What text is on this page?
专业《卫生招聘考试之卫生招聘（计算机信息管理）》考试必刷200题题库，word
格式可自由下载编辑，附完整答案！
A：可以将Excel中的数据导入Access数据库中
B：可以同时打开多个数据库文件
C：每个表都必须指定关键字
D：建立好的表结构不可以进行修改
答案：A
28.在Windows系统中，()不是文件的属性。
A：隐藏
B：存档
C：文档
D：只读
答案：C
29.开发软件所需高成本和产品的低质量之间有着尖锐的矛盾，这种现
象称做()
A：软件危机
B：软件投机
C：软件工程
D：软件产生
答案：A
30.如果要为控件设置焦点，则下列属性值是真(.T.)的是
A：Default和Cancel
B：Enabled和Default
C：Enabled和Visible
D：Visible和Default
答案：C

------------

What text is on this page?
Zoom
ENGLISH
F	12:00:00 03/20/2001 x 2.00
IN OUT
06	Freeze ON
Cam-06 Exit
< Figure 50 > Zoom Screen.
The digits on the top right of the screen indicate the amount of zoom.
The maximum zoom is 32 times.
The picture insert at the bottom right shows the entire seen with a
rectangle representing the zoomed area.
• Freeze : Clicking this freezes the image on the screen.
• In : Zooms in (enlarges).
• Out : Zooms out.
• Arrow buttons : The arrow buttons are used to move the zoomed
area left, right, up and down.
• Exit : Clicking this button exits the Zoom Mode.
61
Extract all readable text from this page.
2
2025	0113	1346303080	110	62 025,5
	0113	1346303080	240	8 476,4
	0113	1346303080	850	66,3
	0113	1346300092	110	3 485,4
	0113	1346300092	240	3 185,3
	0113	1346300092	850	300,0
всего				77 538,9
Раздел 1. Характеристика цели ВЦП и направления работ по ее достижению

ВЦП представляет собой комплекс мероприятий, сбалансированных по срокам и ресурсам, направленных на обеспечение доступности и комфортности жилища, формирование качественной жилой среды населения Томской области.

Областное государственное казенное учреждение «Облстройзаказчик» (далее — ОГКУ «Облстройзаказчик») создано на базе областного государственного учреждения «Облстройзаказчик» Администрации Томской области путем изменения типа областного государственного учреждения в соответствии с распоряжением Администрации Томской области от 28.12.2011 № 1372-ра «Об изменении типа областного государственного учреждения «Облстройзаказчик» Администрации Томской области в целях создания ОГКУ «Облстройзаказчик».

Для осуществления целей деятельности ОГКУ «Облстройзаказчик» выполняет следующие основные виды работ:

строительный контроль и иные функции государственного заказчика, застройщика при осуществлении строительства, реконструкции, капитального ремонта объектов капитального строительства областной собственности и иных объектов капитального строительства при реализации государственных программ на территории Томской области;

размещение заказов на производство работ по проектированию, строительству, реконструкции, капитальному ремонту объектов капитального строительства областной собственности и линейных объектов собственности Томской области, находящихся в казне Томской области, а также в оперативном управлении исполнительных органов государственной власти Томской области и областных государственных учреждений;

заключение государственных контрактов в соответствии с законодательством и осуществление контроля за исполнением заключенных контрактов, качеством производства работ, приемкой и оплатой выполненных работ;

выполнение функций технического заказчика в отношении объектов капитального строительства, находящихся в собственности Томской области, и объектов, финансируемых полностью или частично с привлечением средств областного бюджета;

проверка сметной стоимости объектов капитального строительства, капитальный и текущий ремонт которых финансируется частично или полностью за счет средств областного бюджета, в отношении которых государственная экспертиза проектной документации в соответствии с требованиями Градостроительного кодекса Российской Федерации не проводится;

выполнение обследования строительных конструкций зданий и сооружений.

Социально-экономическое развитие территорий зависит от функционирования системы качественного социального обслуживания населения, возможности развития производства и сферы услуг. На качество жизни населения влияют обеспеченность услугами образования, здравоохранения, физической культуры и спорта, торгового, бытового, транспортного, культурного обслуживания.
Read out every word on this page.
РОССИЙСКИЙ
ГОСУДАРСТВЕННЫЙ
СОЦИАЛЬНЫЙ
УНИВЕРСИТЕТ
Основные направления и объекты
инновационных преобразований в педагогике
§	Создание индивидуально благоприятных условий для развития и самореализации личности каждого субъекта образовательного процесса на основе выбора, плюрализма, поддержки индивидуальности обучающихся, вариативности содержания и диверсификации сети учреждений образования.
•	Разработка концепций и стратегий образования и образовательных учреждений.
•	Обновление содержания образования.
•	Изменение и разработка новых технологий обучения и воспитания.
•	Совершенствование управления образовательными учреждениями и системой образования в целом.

------------

> [WHAT YOU ARE ASKED TO DO] Gather each line of the listing containing the word "page" and show it.

> [THE RESULT]
What text is on this page?
What text is on this page?
Extract all readable text from this page.
Read out every word on this page.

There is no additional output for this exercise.